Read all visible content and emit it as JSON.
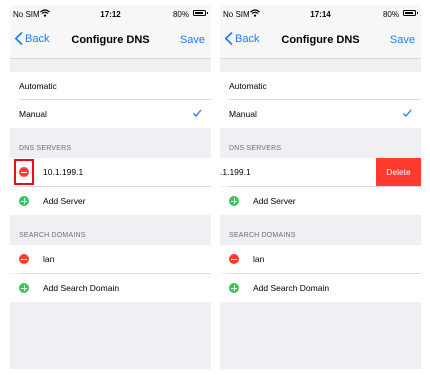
{
  "left": {
    "status": {
      "carrier": "No SIM",
      "time": "17:12",
      "battery": "80%"
    },
    "nav": {
      "back": "Back",
      "title": "Configure DNS",
      "save": "Save"
    },
    "mode": {
      "automatic": "Automatic",
      "manual": "Manual"
    },
    "dns_header": "DNS SERVERS",
    "dns_servers": [
      "10.1.199.1"
    ],
    "add_server": "Add Server",
    "search_header": "SEARCH DOMAINS",
    "search_domains": [
      "lan"
    ],
    "add_search_domain": "Add Search Domain"
  },
  "right": {
    "status": {
      "carrier": "No SIM",
      "time": "17:14",
      "battery": "80%"
    },
    "nav": {
      "back": "Back",
      "title": "Configure DNS",
      "save": "Save"
    },
    "mode": {
      "automatic": "Automatic",
      "manual": "Manual"
    },
    "dns_header": "DNS SERVERS",
    "dns_servers": [
      ".1.199.1"
    ],
    "delete_label": "Delete",
    "add_server": "Add Server",
    "search_header": "SEARCH DOMAINS",
    "search_domains": [
      "lan"
    ],
    "add_search_domain": "Add Search Domain"
  },
  "colors": {
    "accent": "#1a7cff",
    "delete": "#ff3b30",
    "add": "#34c759",
    "highlight": "#e3101c"
  }
}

..........

> To do:
Repeat the data exactly, without the pictures.

> Correct output:
Read all visible content and emit it as JSON.
{
  "left": {
    "status": {
      "carrier": "No SIM",
      "time": "17:12",
      "battery": "80%"
    },
    "nav": {
      "back": "Back",
      "title": "Configure DNS",
      "save": "Save"
    },
    "mode": {
      "automatic": "Automatic",
      "manual": "Manual"
    },
    "dns_header": "DNS SERVERS",
    "dns_servers": [
      "10.1.199.1"
    ],
    "add_server": "Add Server",
    "search_header": "SEARCH DOMAINS",
    "search_domains": [
      "lan"
    ],
    "add_search_domain": "Add Search Domain"
  },
  "right": {
    "status": {
      "carrier": "No SIM",
      "time": "17:14",
      "battery": "80%"
    },
    "nav": {
      "back": "Back",
      "title": "Configure DNS",
      "save": "Save"
    },
    "mode": {
      "automatic": "Automatic",
      "manual": "Manual"
    },
    "dns_header": "DNS SERVERS",
    "dns_servers": [
      ".1.199.1"
    ],
    "delete_label": "Delete",
    "add_server": "Add Server",
    "search_header": "SEARCH DOMAINS",
    "search_domains": [
      "lan"
    ],
    "add_search_domain": "Add Search Domain"
  },
  "colors": {
    "accent": "#1a7cff",
    "delete": "#ff3b30",
    "add": "#34c759",
    "highlight": "#e3101c"
  }
}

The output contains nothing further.